Ese mismo año, Ibn Ammar recibió una carta de Aledo. La enviaba al–Djilliqi, la Gallega, viuda del antiguo qa'id de Murcia. En la carta, la Gallega le recordaba que el nieto que Dios le había concedido gracias a la ingeniosa ayuda de Ibn Ammar había cumplido ya los catorce años, lo cual lo capacitaba para hacerse cargo de la herencia de su abuelo. Sólo, que para que su nieto subiera al poder primero era necesario expulsar del trono al tío del heredero, Muhammad ibn Tahir, tarea tanto más sencilla por cuanto muchos ciudadanos de Murcia y gran parte de la nobleza sólo esperaban alguna ayuda de fuera para levantarse contra el usurpador.

La oferta de la Gallega abría la fabulosa perspectiva de extender de un momento a otro la zona de dominio sevillana hasta la costa oriental de la península, rodeando por todas partes a los dos únicos adversarios que le quedaban en el sur de Andalucía: Granada y Almería.

Ibn Ammar proyectó la campaña de Murcia para el año 1079. Sólo podía disponer de un reducido número de tropas propias, pues necesitaba la mayor parte del ejército sevillano para aseguran los territorios conquistados al norte y este de Córdoba. Así pues, estaba obligado a reclutar un ejército mercenario. Por consejo de Abú'l–Fadl Hasdai, el hadjib de Zaragoza, Ibn Ammar se volvió hacia Barcelona.

El condado de Barcelona tenía una posición singular dentro de los estados soberanos de la península. Había surgido de la Marca Hispánica, el único punto de apoyo al sur de los Pirineos que conservó Carlomagno tras su famosa campaña contra los sarracenos en España. Desde entonces, los condes de Barcelona siempre habían reconocido como señor al rey franco —mas tarde al rey francés—, y miraban más hacia Francia que cualquiera de sus vecinos peninsulares.

Registros de datos:
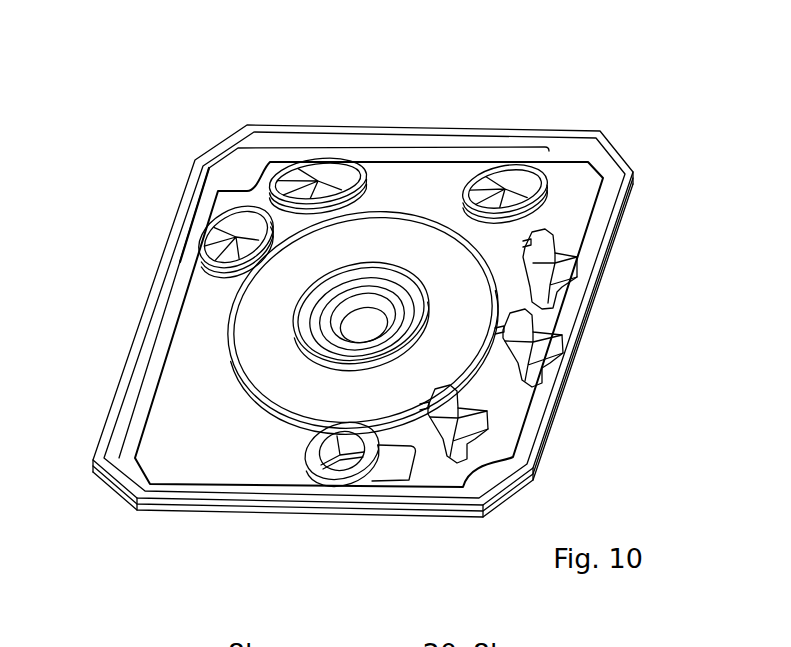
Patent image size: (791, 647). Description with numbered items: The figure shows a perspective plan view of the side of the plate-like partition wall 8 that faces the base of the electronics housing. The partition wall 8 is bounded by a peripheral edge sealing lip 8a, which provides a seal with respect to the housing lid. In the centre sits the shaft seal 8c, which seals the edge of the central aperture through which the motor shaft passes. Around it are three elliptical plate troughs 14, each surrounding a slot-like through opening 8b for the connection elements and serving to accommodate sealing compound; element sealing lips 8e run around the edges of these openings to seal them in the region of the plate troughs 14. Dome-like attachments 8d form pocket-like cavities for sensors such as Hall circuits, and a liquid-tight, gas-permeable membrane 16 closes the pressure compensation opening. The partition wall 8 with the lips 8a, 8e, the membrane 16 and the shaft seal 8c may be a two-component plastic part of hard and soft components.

The partition wall 8 is at (179, 550).
The edge sealing lip 8a is at (606, 156).
The through openings 8b is at (527, 160).
The shaft seal 8c is at (300, 322).
The dome-like attachments 8d is at (553, 252).
The element sealing lips 8e is at (220, 222).
The plate troughs 14 is at (207, 226).
The membrane 16 is at (341, 456).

Problema:
Reproduzca literalmente el fragmento del texto sobre Ibn Ammar comenzando en "La oferta de" y terminando en "Granada y Almería.".

Ejercicio resuelto:
La oferta de la Gallega abría la fabulosa perspectiva de extender de un momento a otro la zona de dominio sevillana hasta la costa oriental de la península, rodeando por todas partes a los dos únicos adversarios que le quedaban en el sur de Andalucía: Granada y Almería.